Continue the fall 2013 English course schedule from the point where it stops.

▶ [Document passage]:
* Start *

Department of English

Fall 2013 Course Schedule

 

Undergraduate Courses

 

 

ENGL 220.01: Understanding Composition & Rhetoric                   M. Barnes

CRN 5636     TR       11:30 AM-12:45 PM

 

This course introduces students to one of the most historically and intellectually important topics in academia— the study of rhetoric.  Beginning with the classical period, we will define key issues related to the nature of rhetoric, most conspicuously, the historical conflict between Platonic dialectic and sophistic persuasion. Carrying this theme of “conflict” forward, through the Renaissance, the Age of Reason, and finally, focusing on contemporary rhetorical theorists (Burke, Weaver, Derrida, Foucault, Toulmin), we will explore how modern interpretations of dialectic and rhetoric cast the classical debate in a new light.  Additionally, the pedagogical associations between rhetoric and Composition Studies will be considered, particularly in reference to Corbett’s reintroduction of the classical system in the 20th century.

 

 

ENGL 242A.01: Reading Lyric                                                                 J. Davis  

CRN 4512     TR       4:00-5:15PM

 

Introduces students to questions, concepts, and perspectives that inform the study of the lyric, including but not limited to poetry.  It also introduces students to a variety of lyric genres, and to lyrics produced within many different eras and cultures.  The course emphasizes attentive critical reading, as well as thought about individual readers’ interpretative choices.

 

 

ENGL 243A.01: Understanding Drama                                     S. Campbell

CRN 4513     TR       1:00-2:15 PM

 

Introduces students to questions, concepts, and perspectives that inform the study of drama. The course emphasizes close, attentive, critical reading as well as

a grasp of performance contexts and choices. It introduces students to plays of many different eras, cultures, and subgenres; it also introduces critical terms, conventions, and discourses appropriate to the study of drama. Writing-intensive course.

 

 

 

 

 

ENGL 246A.01: Popular Literature: Detective Fiction                     T. Farrell

CRN 5637     MWF              11:00-11:50 AM

 

We will read a wide range of mysteries, beginning with nineteenth-century pioneers like Sherlock Holmes and Collins's The Moonstone, followed by an exploration of the major kinds of detective stories—the Classic British school, the American Hard-Boiled school, and the Police Procedural—from their origins in the 1920s and 30s, and capped with contemporary recombinations of those traditions.  Readings will be chosen from such authors as Raymond Chandler, Agatha Christie, Patricia Cornwell, Edmund Crispin, Peter Dickinson, James Ellroy, Nicholas Freeling, Chester Grimes, Dashiell Hammett, Tony Hillerman, P. D. James, H. R. F. Keating, Elmore Leonard, Jonathan Lethem, Ross Macdonald, Sara Paretsky, James Patterson, Ian Rankin, Dorothy L. Sayers, Për Sjöwall and Georges Simenon.

* End *

▶ [Data]:
* Start *

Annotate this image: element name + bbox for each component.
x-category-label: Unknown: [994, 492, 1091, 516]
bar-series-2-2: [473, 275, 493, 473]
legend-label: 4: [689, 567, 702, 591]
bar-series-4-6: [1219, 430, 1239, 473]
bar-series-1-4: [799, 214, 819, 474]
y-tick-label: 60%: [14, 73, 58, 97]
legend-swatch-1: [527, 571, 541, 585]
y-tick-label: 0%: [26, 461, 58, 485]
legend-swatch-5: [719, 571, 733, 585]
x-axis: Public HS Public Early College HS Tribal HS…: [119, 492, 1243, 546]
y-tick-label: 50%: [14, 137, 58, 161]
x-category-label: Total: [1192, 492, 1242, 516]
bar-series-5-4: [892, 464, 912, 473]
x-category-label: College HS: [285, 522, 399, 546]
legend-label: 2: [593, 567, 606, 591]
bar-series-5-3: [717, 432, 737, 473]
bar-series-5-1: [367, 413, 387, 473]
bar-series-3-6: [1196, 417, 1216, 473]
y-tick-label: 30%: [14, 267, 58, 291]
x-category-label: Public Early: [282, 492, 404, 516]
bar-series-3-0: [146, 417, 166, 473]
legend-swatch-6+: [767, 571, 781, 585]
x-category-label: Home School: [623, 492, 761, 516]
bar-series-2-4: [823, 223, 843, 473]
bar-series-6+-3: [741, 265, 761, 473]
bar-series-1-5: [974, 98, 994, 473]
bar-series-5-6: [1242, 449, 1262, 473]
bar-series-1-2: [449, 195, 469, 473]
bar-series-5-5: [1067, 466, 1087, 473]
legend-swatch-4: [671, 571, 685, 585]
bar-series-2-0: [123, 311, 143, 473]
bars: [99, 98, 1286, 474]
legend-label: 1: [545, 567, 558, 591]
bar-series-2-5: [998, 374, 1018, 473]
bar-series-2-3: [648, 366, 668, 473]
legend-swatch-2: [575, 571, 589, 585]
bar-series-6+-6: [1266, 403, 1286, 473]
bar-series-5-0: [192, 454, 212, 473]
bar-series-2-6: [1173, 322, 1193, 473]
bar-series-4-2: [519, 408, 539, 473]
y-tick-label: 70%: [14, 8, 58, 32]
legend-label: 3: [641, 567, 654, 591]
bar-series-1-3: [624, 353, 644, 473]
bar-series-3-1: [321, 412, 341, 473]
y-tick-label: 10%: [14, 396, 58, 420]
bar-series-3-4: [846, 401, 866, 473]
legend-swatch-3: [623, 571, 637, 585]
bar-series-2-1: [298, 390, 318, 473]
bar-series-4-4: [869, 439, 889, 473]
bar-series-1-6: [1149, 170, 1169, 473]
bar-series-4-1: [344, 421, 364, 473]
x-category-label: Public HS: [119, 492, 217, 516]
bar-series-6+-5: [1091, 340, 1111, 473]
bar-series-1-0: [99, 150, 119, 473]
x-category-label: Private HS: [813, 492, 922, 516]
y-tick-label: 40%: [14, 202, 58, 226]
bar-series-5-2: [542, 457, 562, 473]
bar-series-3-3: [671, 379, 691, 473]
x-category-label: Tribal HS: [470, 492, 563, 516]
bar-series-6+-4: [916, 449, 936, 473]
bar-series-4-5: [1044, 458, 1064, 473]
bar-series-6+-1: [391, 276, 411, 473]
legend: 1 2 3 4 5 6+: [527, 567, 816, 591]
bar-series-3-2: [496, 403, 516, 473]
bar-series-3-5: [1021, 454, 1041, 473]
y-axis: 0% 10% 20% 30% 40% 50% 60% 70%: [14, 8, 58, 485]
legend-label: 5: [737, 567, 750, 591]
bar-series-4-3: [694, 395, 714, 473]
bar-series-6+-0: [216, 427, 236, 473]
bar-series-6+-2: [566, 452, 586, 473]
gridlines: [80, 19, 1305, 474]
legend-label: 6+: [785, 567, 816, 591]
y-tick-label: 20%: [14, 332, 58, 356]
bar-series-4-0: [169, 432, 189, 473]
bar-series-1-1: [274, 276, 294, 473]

* End *

▶ [Reply]:
ENGL 341E1.JS: Dante’s Commedia                                                      T. Farrell

CRN 5638     TR       10:00-11:15 AM

 

700 years after its completion, everyone from Doonesbury to The Onion assumes that its readers will know Dante's Commedía.  It is the backbone of honors programs all over the United States, the masterpiece of "the chief imagination of Christendom" (W. B. Yeats' phrase), a summa or encyclopedia medieval philosophy, politics, linguistics, poetics, science, and theology; it is by turns profound, exultant, grim, funny, startling, a poem that everyone should know, one that rewards as much study as one wants to give it.  After reading relevenat parts of Vergil's Æneid and Dante's earlier lyrical work Vita Nuova, we will spend about two-thirds of the semester reading Inferno, Purgatorio, and Paradiso, delineating the poem's major themes and especially its distinctive takes on ethics, politics, history, gender, psychology, poetry, and theology.  Students will then choose which of their favorite moments to revisit for seminar presentations.  Regular writing exercises, one short essay, the seminar essay, and a final exam.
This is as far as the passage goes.